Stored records

********************

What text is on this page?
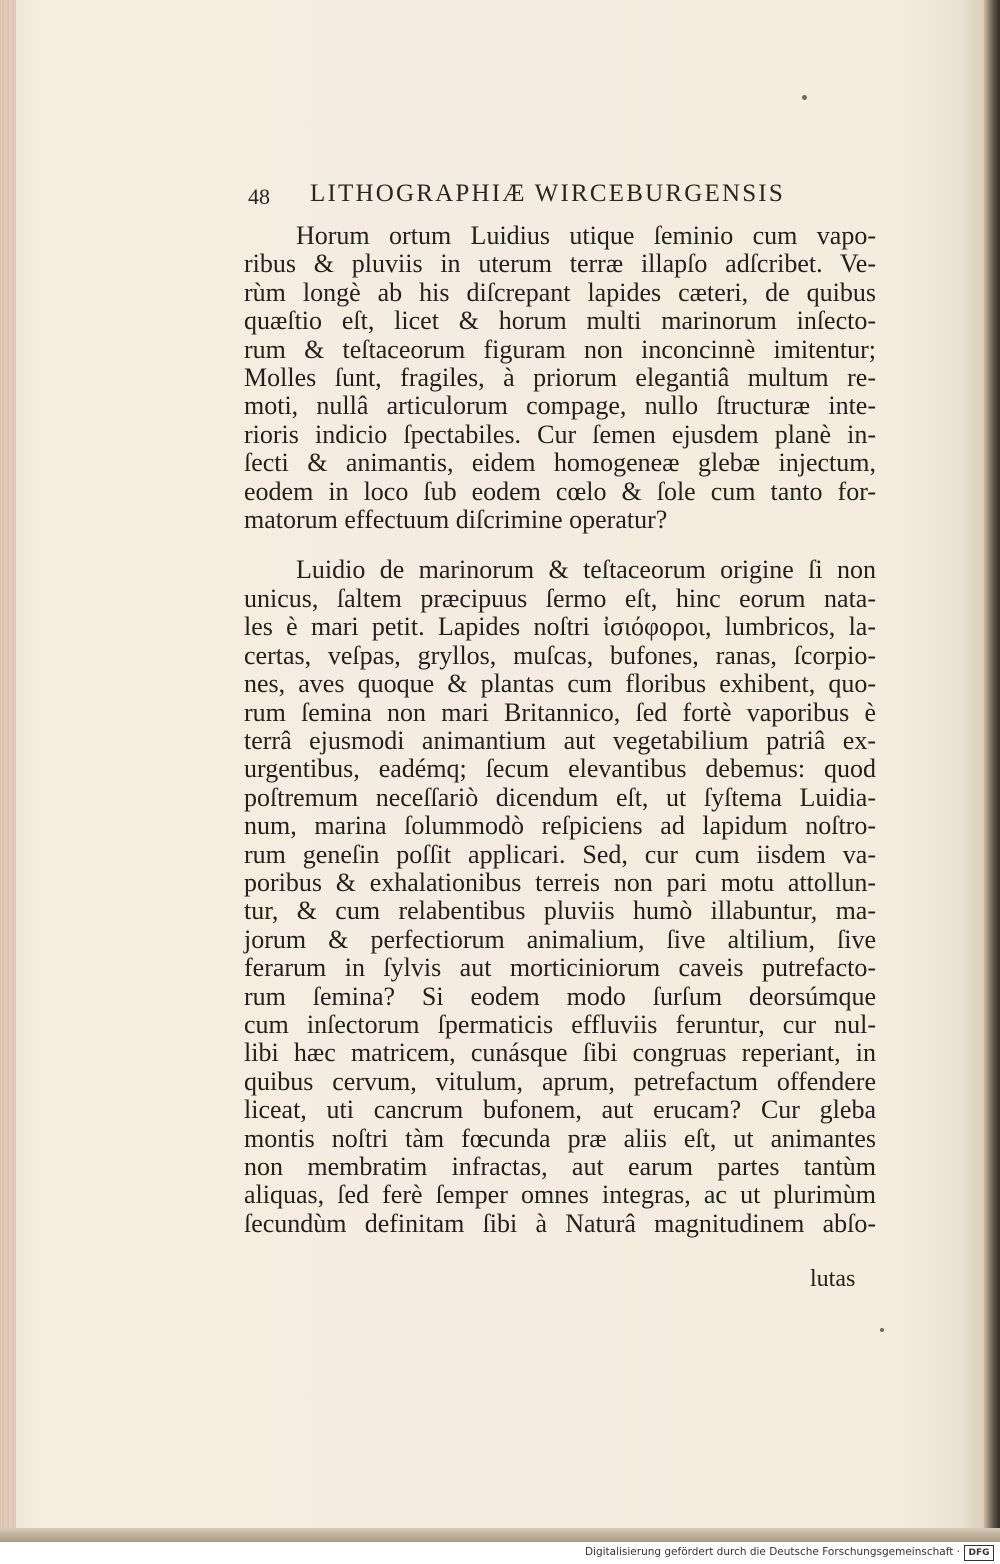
48 LITHOGRAPHIÆ WIRCEBURGENSIS
Horum ortum Luidius utique ſeminio cum vapo-
ribus & pluviis in uterum terræ illapſo adſcribet. Ve-
rùm longè ab his diſcrepant lapides cæteri, de quibus
quæſtio eſt, licet & horum multi marinorum inſecto-
rum & teſtaceorum figuram non inconcinnè imitentur;
Molles ſunt, fragiles, à priorum elegantiâ multum re-
moti, nullâ articulorum compage, nullo ſtructuræ inte-
rioris indicio ſpectabiles. Cur ſemen ejusdem planè in-
ſecti & animantis, eidem homogeneæ glebæ injectum,
eodem in loco ſub eodem cœlo & ſole cum tanto for-
matorum effectuum diſcrimine operatur?
Luidio de marinorum & teſtaceorum origine ſi non
unicus, ſaltem præcipuus ſermo eſt, hinc eorum nata-
les è mari petit. Lapides noſtri ἰσιόφοροι, lumbricos, la-
certas, veſpas, gryllos, muſcas, bufones, ranas, ſcorpio-
nes, aves quoque & plantas cum floribus exhibent, quo-
rum ſemina non mari Britannico, ſed fortè vaporibus è
terrâ ejusmodi animantium aut vegetabilium patriâ ex-
urgentibus, eadémq; ſecum elevantibus debemus: quod
poſtremum neceſſariò dicendum eſt, ut ſyſtema Luidia-
num, marina ſolummodò reſpiciens ad lapidum noſtro-
rum geneſin poſſit applicari. Sed, cur cum iisdem va-
poribus & exhalationibus terreis non pari motu attollun-
tur, & cum relabentibus pluviis humò illabuntur, ma-
jorum & perfectiorum animalium, ſive altilium, ſive
ferarum in ſylvis aut morticiniorum caveis putrefacto-
rum ſemina? Si eodem modo ſurſum deorsúmque
cum inſectorum ſpermaticis effluviis feruntur, cur nul-
libi hæc matricem, cunásque ſibi congruas reperiant, in
quibus cervum, vitulum, aprum, petrefactum offendere
liceat, uti cancrum bufonem, aut erucam? Cur gleba
montis noſtri tàm fœcunda præ aliis eſt, ut animantes
non membratim infractas, aut earum partes tantùm
aliquas, ſed ferè ſemper omnes integras, ac ut plurimùm
ſecundùm definitam ſibi à Naturâ magnitudinem abſo-
lutas
Digitalisierung gefördert durch die Deutsche Forschungsgemeinschaft · DFG
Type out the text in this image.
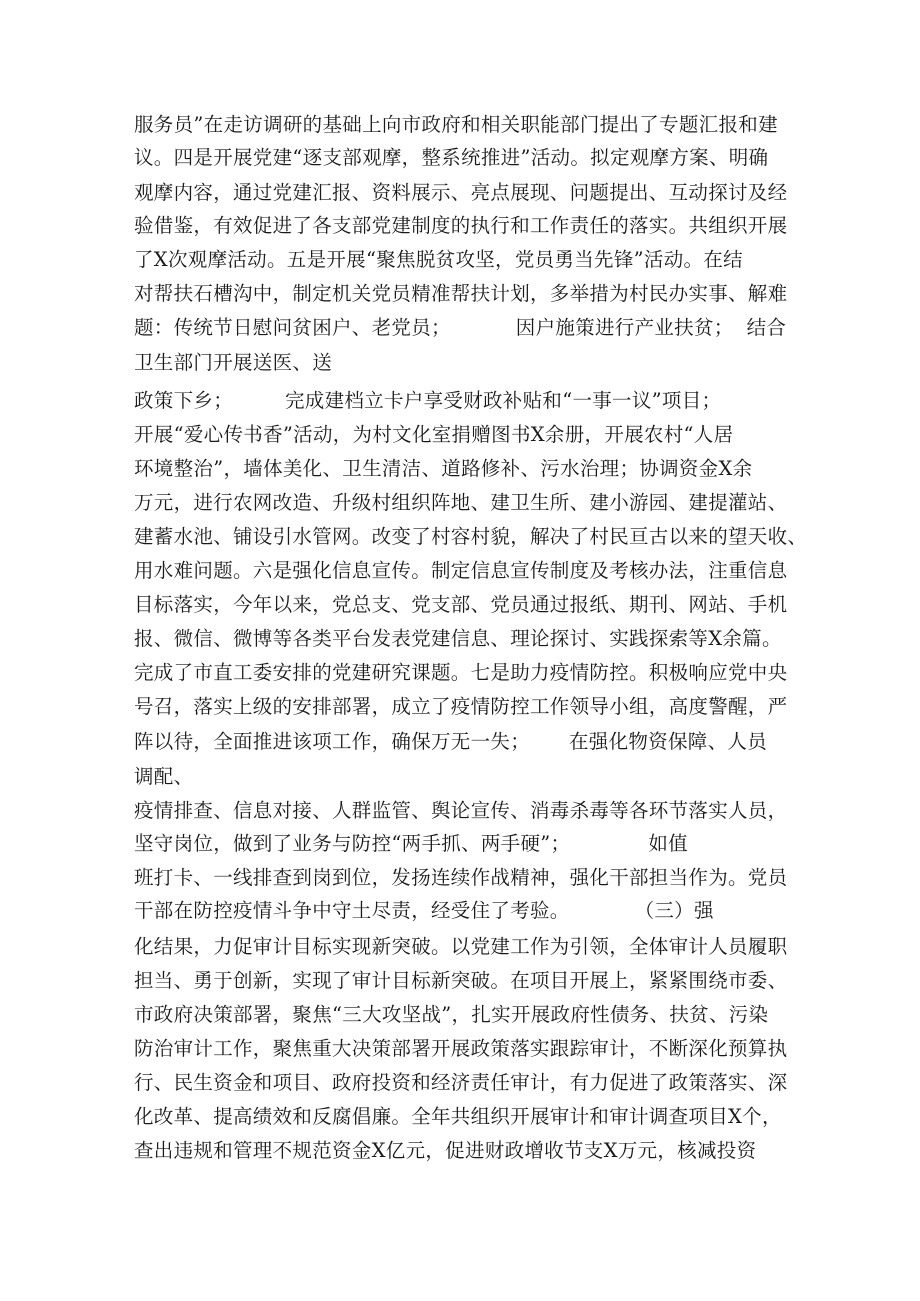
服务员”在走访调研的基础上向市政府和相关职能部门提出了专题汇报和建
议。四是开展党建“逐支部观摩，整系统推进”活动。拟定观摩方案、明确
观摩内容，通过党建汇报、资料展示、亮点展现、问题提出、互动探讨及经
验借鉴，有效促进了各支部党建制度的执行和工作责任的落实。共组织开展
了X次观摩活动。五是开展“聚焦脱贫攻坚，党员勇当先锋”活动。在结
对帮扶石槽沟中，制定机关党员精准帮扶计划，多举措为村民办实事、解难
题：传统节日慰问贫困户、老党员；          因户施策进行产业扶贫；  结合
卫生部门开展送医、送
政策下乡；        完成建档立卡户享受财政补贴和“一事一议”项目；
开展“爱心传书香”活动，为村文化室捐赠图书X余册，开展农村“人居
环境整治”，墙体美化、卫生清洁、道路修补、污水治理；协调资金X余
万元，进行农网改造、升级村组织阵地、建卫生所、建小游园、建提灌站、
建蓄水池、铺设引水管网。改变了村容村貌，解决了村民亘古以来的望天收、
用水难问题。六是强化信息宣传。制定信息宣传制度及考核办法，注重信息
目标落实，今年以来，党总支、党支部、党员通过报纸、期刊、网站、手机
报、微信、微博等各类平台发表党建信息、理论探讨、实践探索等X余篇。
完成了市直工委安排的党建研究课题。七是助力疫情防控。积极响应党中央
号召，落实上级的安排部署，成立了疫情防控工作领导小组，高度警醒，严
阵以待，全面推进该项工作，确保万无一失；      在强化物资保障、人员
调配、
疫情排查、信息对接、人群监管、舆论宣传、消毒杀毒等各环节落实人员，
坚守岗位，做到了业务与防控“两手抓、两手硬”；            如值
班打卡、一线排查到岗到位，发扬连续作战精神，强化干部担当作为。党员
干部在防控疫情斗争中守土尽责，经受住了考验。          （三）强
化结果，力促审计目标实现新突破。以党建工作为引领，全体审计人员履职
担当、勇于创新，实现了审计目标新突破。在项目开展上，紧紧围绕市委、
市政府决策部署，聚焦“三大攻坚战”，扎实开展政府性债务、扶贫、污染
防治审计工作，聚焦重大决策部署开展政策落实跟踪审计，不断深化预算执
行、民生资金和项目、政府投资和经济责任审计，有力促进了政策落实、深
化改革、提高绩效和反腐倡廉。全年共组织开展审计和审计调查项目X个，
查出违规和管理不规范资金X亿元，促进财政增收节支X万元，核减投资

********************

What you need to do> Omit the pictures. Transcribe every record exactly.

Solved exercise>
What text is on this page?
48 LITHOGRAPHIÆ WIRCEBURGENSIS
Horum ortum Luidius utique ſeminio cum vapo-
ribus & pluviis in uterum terræ illapſo adſcribet. Ve-
rùm longè ab his diſcrepant lapides cæteri, de quibus
quæſtio eſt, licet & horum multi marinorum inſecto-
rum & teſtaceorum figuram non inconcinnè imitentur;
Molles ſunt, fragiles, à priorum elegantiâ multum re-
moti, nullâ articulorum compage, nullo ſtructuræ inte-
rioris indicio ſpectabiles. Cur ſemen ejusdem planè in-
ſecti & animantis, eidem homogeneæ glebæ injectum,
eodem in loco ſub eodem cœlo & ſole cum tanto for-
matorum effectuum diſcrimine operatur?
Luidio de marinorum & teſtaceorum origine ſi non
unicus, ſaltem præcipuus ſermo eſt, hinc eorum nata-
les è mari petit. Lapides noſtri ἰσιόφοροι, lumbricos, la-
certas, veſpas, gryllos, muſcas, bufones, ranas, ſcorpio-
nes, aves quoque & plantas cum floribus exhibent, quo-
rum ſemina non mari Britannico, ſed fortè vaporibus è
terrâ ejusmodi animantium aut vegetabilium patriâ ex-
urgentibus, eadémq; ſecum elevantibus debemus: quod
poſtremum neceſſariò dicendum eſt, ut ſyſtema Luidia-
num, marina ſolummodò reſpiciens ad lapidum noſtro-
rum geneſin poſſit applicari. Sed, cur cum iisdem va-
poribus & exhalationibus terreis non pari motu attollun-
tur, & cum relabentibus pluviis humò illabuntur, ma-
jorum & perfectiorum animalium, ſive altilium, ſive
ferarum in ſylvis aut morticiniorum caveis putrefacto-
rum ſemina? Si eodem modo ſurſum deorsúmque
cum inſectorum ſpermaticis effluviis feruntur, cur nul-
libi hæc matricem, cunásque ſibi congruas reperiant, in
quibus cervum, vitulum, aprum, petrefactum offendere
liceat, uti cancrum bufonem, aut erucam? Cur gleba
montis noſtri tàm fœcunda præ aliis eſt, ut animantes
non membratim infractas, aut earum partes tantùm
aliquas, ſed ferè ſemper omnes integras, ac ut plurimùm
ſecundùm definitam ſibi à Naturâ magnitudinem abſo-
lutas
Digitalisierung gefördert durch die Deutsche Forschungsgemeinschaft · DFG
Type out the text in this image.
服务员”在走访调研的基础上向市政府和相关职能部门提出了专题汇报和建
议。四是开展党建“逐支部观摩，整系统推进”活动。拟定观摩方案、明确
观摩内容，通过党建汇报、资料展示、亮点展现、问题提出、互动探讨及经
验借鉴，有效促进了各支部党建制度的执行和工作责任的落实。共组织开展
了X次观摩活动。五是开展“聚焦脱贫攻坚，党员勇当先锋”活动。在结
对帮扶石槽沟中，制定机关党员精准帮扶计划，多举措为村民办实事、解难
题：传统节日慰问贫困户、老党员；          因户施策进行产业扶贫；  结合
卫生部门开展送医、送
政策下乡；        完成建档立卡户享受财政补贴和“一事一议”项目；
开展“爱心传书香”活动，为村文化室捐赠图书X余册，开展农村“人居
环境整治”，墙体美化、卫生清洁、道路修补、污水治理；协调资金X余
万元，进行农网改造、升级村组织阵地、建卫生所、建小游园、建提灌站、
建蓄水池、铺设引水管网。改变了村容村貌，解决了村民亘古以来的望天收、
用水难问题。六是强化信息宣传。制定信息宣传制度及考核办法，注重信息
目标落实，今年以来，党总支、党支部、党员通过报纸、期刊、网站、手机
报、微信、微博等各类平台发表党建信息、理论探讨、实践探索等X余篇。
完成了市直工委安排的党建研究课题。七是助力疫情防控。积极响应党中央
号召，落实上级的安排部署，成立了疫情防控工作领导小组，高度警醒，严
阵以待，全面推进该项工作，确保万无一失；      在强化物资保障、人员
调配、
疫情排查、信息对接、人群监管、舆论宣传、消毒杀毒等各环节落实人员，
坚守岗位，做到了业务与防控“两手抓、两手硬”；            如值
班打卡、一线排查到岗到位，发扬连续作战精神，强化干部担当作为。党员
干部在防控疫情斗争中守土尽责，经受住了考验。          （三）强
化结果，力促审计目标实现新突破。以党建工作为引领，全体审计人员履职
担当、勇于创新，实现了审计目标新突破。在项目开展上，紧紧围绕市委、
市政府决策部署，聚焦“三大攻坚战”，扎实开展政府性债务、扶贫、污染
防治审计工作，聚焦重大决策部署开展政策落实跟踪审计，不断深化预算执
行、民生资金和项目、政府投资和经济责任审计，有力促进了政策落实、深
化改革、提高绩效和反腐倡廉。全年共组织开展审计和审计调查项目X个，
查出违规和管理不规范资金X亿元，促进财政增收节支X万元，核减投资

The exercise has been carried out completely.